'''

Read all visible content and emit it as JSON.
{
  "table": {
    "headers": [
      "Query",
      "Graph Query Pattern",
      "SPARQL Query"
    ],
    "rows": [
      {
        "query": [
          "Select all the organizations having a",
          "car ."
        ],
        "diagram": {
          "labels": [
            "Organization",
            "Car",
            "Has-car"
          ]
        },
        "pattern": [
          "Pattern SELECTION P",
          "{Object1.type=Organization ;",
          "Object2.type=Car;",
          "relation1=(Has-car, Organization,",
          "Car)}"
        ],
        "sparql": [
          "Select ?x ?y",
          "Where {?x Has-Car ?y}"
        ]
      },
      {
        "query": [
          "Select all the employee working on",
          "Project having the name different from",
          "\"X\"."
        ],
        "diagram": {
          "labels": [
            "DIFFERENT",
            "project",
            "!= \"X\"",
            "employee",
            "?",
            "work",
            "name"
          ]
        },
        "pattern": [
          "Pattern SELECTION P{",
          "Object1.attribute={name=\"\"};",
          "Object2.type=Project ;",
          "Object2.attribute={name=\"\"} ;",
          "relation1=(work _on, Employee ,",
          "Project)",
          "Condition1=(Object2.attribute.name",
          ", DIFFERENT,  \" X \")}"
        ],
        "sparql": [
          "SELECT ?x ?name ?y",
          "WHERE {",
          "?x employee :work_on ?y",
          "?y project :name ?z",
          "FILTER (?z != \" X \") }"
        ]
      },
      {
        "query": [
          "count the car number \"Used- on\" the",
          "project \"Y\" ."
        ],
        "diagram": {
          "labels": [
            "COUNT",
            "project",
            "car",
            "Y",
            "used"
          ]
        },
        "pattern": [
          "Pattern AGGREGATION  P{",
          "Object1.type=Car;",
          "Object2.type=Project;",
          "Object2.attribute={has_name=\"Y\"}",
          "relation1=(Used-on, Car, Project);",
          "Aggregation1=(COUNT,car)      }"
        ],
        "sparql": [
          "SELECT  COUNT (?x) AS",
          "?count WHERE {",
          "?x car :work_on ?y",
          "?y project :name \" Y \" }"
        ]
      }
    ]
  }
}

'''

• [Problem details]:
Reply with one number only, the count of lines above that hold the string "type".

• [Task response]:
5